# [Provided data]

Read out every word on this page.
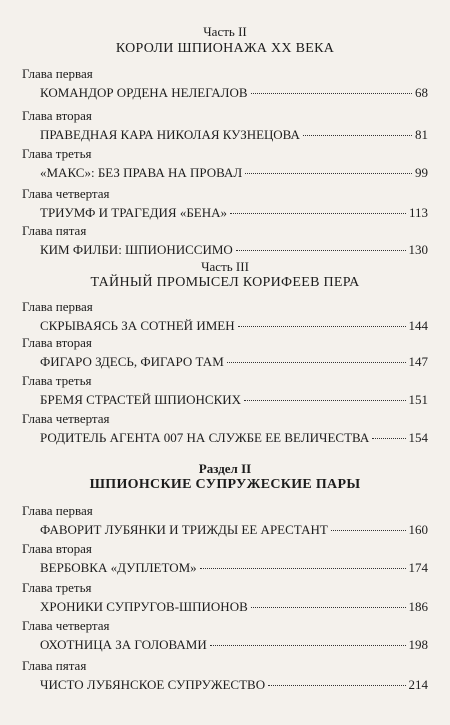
Часть II
КОРОЛИ ШПИОНАЖА ХХ ВЕКА
Глава первая
КОМАНДОР ОРДЕНА НЕЛЕГАЛОВ	68
Глава вторая
ПРАВЕДНАЯ КАРА НИКОЛАЯ КУЗНЕЦОВА	81
Глава третья
«МАКС»: БЕЗ ПРАВА НА ПРОВАЛ	99
Глава четвертая
ТРИУМФ И ТРАГЕДИЯ «БЕНА»	113
Глава пятая
КИМ ФИЛБИ: ШПИОНИССИМО	130
Часть III
ТАЙНЫЙ ПРОМЫСЕЛ КОРИФЕЕВ ПЕРА
Глава первая
СКРЫВАЯСЬ ЗА СОТНЕЙ ИМЕН	144
Глава вторая
ФИГАРО ЗДЕСЬ, ФИГАРО ТАМ	147
Глава третья
БРЕМЯ СТРАСТЕЙ ШПИОНСКИХ	151
Глава четвертая
РОДИТЕЛЬ АГЕНТА 007 НА СЛУЖБЕ ЕЕ ВЕЛИЧЕСТВА	154
Раздел II
ШПИОНСКИЕ СУПРУЖЕСКИЕ ПАРЫ
Глава первая
ФАВОРИТ ЛУБЯНКИ И ТРИЖДЫ ЕЕ АРЕСТАНТ	160
Глава вторая
ВЕРБОВКА «ДУПЛЕТОМ»	174
Глава третья
ХРОНИКИ СУПРУГОВ-ШПИОНОВ	186
Глава четвертая
ОХОТНИЦА ЗА ГОЛОВАМИ	198
Глава пятая
ЧИСТО ЛУБЯНСКОЕ СУПРУЖЕСТВО	214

# [What you have to do]
Print the complete listing exactly, apart from any pictures.

# [Output for this task]
Read out every word on this page.
Часть II
КОРОЛИ ШПИОНАЖА ХХ ВЕКА
Глава первая
КОМАНДОР ОРДЕНА НЕЛЕГАЛОВ	68
Глава вторая
ПРАВЕДНАЯ КАРА НИКОЛАЯ КУЗНЕЦОВА	81
Глава третья
«МАКС»: БЕЗ ПРАВА НА ПРОВАЛ	99
Глава четвертая
ТРИУМФ И ТРАГЕДИЯ «БЕНА»	113
Глава пятая
КИМ ФИЛБИ: ШПИОНИССИМО	130
Часть III
ТАЙНЫЙ ПРОМЫСЕЛ КОРИФЕЕВ ПЕРА
Глава первая
СКРЫВАЯСЬ ЗА СОТНЕЙ ИМЕН	144
Глава вторая
ФИГАРО ЗДЕСЬ, ФИГАРО ТАМ	147
Глава третья
БРЕМЯ СТРАСТЕЙ ШПИОНСКИХ	151
Глава четвертая
РОДИТЕЛЬ АГЕНТА 007 НА СЛУЖБЕ ЕЕ ВЕЛИЧЕСТВА	154
Раздел II
ШПИОНСКИЕ СУПРУЖЕСКИЕ ПАРЫ
Глава первая
ФАВОРИТ ЛУБЯНКИ И ТРИЖДЫ ЕЕ АРЕСТАНТ	160
Глава вторая
ВЕРБОВКА «ДУПЛЕТОМ»	174
Глава третья
ХРОНИКИ СУПРУГОВ-ШПИОНОВ	186
Глава четвертая
ОХОТНИЦА ЗА ГОЛОВАМИ	198
Глава пятая
ЧИСТО ЛУБЯНСКОЕ СУПРУЖЕСТВО	214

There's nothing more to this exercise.